> Brief: Write the records below out again exactly as given, with no images.

Items from a data source
□ □ □
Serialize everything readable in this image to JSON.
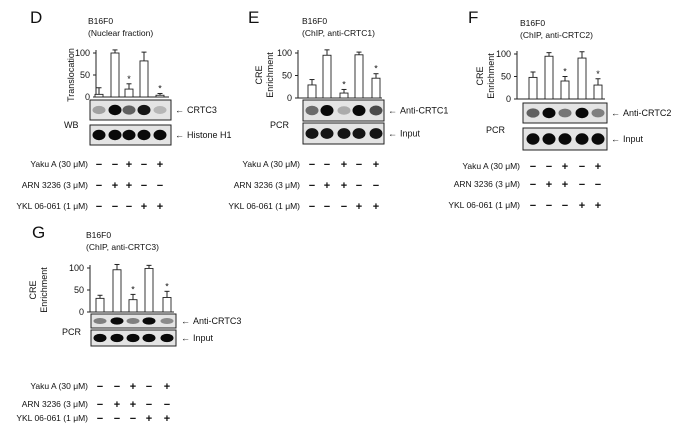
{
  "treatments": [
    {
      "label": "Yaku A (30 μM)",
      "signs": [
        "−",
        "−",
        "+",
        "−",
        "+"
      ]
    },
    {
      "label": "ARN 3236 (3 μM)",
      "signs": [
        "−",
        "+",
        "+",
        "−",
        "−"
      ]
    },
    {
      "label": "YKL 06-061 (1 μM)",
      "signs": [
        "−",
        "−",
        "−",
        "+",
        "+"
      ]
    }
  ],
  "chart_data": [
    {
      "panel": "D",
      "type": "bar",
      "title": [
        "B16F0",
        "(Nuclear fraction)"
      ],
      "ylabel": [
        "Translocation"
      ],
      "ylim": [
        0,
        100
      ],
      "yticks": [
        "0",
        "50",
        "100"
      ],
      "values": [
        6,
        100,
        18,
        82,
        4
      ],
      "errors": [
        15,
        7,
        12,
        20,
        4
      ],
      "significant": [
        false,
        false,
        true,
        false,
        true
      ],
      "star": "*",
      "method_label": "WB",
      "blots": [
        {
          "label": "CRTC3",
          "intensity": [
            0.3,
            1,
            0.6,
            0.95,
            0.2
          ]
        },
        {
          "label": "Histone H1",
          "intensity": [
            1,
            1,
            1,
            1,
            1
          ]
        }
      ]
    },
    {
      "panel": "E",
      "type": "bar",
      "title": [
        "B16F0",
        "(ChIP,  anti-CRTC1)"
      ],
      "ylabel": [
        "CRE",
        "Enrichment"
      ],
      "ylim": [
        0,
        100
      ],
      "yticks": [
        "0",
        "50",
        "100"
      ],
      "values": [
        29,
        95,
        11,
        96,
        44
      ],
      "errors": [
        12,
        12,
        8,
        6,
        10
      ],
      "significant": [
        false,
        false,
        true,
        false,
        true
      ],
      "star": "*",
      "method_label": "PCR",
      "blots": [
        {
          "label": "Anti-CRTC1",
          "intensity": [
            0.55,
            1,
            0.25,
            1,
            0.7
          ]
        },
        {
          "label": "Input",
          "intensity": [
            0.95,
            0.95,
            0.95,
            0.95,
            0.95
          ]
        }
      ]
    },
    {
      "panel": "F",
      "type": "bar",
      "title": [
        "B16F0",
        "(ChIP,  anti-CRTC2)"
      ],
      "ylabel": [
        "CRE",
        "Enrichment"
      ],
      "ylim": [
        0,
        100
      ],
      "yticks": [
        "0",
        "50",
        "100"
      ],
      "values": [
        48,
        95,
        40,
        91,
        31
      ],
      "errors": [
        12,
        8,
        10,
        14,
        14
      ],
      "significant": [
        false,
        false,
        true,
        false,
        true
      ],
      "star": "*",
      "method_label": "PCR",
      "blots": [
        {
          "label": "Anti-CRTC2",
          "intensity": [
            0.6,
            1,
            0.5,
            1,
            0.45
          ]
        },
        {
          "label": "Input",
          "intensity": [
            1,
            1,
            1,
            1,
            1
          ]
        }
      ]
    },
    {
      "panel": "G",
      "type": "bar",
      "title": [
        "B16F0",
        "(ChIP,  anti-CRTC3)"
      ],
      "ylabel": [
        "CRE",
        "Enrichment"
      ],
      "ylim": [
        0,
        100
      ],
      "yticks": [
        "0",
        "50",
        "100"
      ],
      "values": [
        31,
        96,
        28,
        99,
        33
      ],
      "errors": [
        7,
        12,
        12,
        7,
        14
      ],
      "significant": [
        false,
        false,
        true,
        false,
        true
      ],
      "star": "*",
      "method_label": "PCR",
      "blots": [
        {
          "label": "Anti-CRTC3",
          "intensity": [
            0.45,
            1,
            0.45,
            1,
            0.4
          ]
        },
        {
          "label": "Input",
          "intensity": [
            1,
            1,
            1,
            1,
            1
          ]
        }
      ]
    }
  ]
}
□ □ □
> Exercise output:
Serialize everything readable in this image to JSON.
{
  "treatments": [
    {
      "label": "Yaku A (30 μM)",
      "signs": [
        "−",
        "−",
        "+",
        "−",
        "+"
      ]
    },
    {
      "label": "ARN 3236 (3 μM)",
      "signs": [
        "−",
        "+",
        "+",
        "−",
        "−"
      ]
    },
    {
      "label": "YKL 06-061 (1 μM)",
      "signs": [
        "−",
        "−",
        "−",
        "+",
        "+"
      ]
    }
  ],
  "chart_data": [
    {
      "panel": "D",
      "type": "bar",
      "title": [
        "B16F0",
        "(Nuclear fraction)"
      ],
      "ylabel": [
        "Translocation"
      ],
      "ylim": [
        0,
        100
      ],
      "yticks": [
        "0",
        "50",
        "100"
      ],
      "values": [
        6,
        100,
        18,
        82,
        4
      ],
      "errors": [
        15,
        7,
        12,
        20,
        4
      ],
      "significant": [
        false,
        false,
        true,
        false,
        true
      ],
      "star": "*",
      "method_label": "WB",
      "blots": [
        {
          "label": "CRTC3",
          "intensity": [
            0.3,
            1,
            0.6,
            0.95,
            0.2
          ]
        },
        {
          "label": "Histone H1",
          "intensity": [
            1,
            1,
            1,
            1,
            1
          ]
        }
      ]
    },
    {
      "panel": "E",
      "type": "bar",
      "title": [
        "B16F0",
        "(ChIP,  anti-CRTC1)"
      ],
      "ylabel": [
        "CRE",
        "Enrichment"
      ],
      "ylim": [
        0,
        100
      ],
      "yticks": [
        "0",
        "50",
        "100"
      ],
      "values": [
        29,
        95,
        11,
        96,
        44
      ],
      "errors": [
        12,
        12,
        8,
        6,
        10
      ],
      "significant": [
        false,
        false,
        true,
        false,
        true
      ],
      "star": "*",
      "method_label": "PCR",
      "blots": [
        {
          "label": "Anti-CRTC1",
          "intensity": [
            0.55,
            1,
            0.25,
            1,
            0.7
          ]
        },
        {
          "label": "Input",
          "intensity": [
            0.95,
            0.95,
            0.95,
            0.95,
            0.95
          ]
        }
      ]
    },
    {
      "panel": "F",
      "type": "bar",
      "title": [
        "B16F0",
        "(ChIP,  anti-CRTC2)"
      ],
      "ylabel": [
        "CRE",
        "Enrichment"
      ],
      "ylim": [
        0,
        100
      ],
      "yticks": [
        "0",
        "50",
        "100"
      ],
      "values": [
        48,
        95,
        40,
        91,
        31
      ],
      "errors": [
        12,
        8,
        10,
        14,
        14
      ],
      "significant": [
        false,
        false,
        true,
        false,
        true
      ],
      "star": "*",
      "method_label": "PCR",
      "blots": [
        {
          "label": "Anti-CRTC2",
          "intensity": [
            0.6,
            1,
            0.5,
            1,
            0.45
          ]
        },
        {
          "label": "Input",
          "intensity": [
            1,
            1,
            1,
            1,
            1
          ]
        }
      ]
    },
    {
      "panel": "G",
      "type": "bar",
      "title": [
        "B16F0",
        "(ChIP,  anti-CRTC3)"
      ],
      "ylabel": [
        "CRE",
        "Enrichment"
      ],
      "ylim": [
        0,
        100
      ],
      "yticks": [
        "0",
        "50",
        "100"
      ],
      "values": [
        31,
        96,
        28,
        99,
        33
      ],
      "errors": [
        7,
        12,
        12,
        7,
        14
      ],
      "significant": [
        false,
        false,
        true,
        false,
        true
      ],
      "star": "*",
      "method_label": "PCR",
      "blots": [
        {
          "label": "Anti-CRTC3",
          "intensity": [
            0.45,
            1,
            0.45,
            1,
            0.4
          ]
        },
        {
          "label": "Input",
          "intensity": [
            1,
            1,
            1,
            1,
            1
          ]
        }
      ]
    }
  ]
}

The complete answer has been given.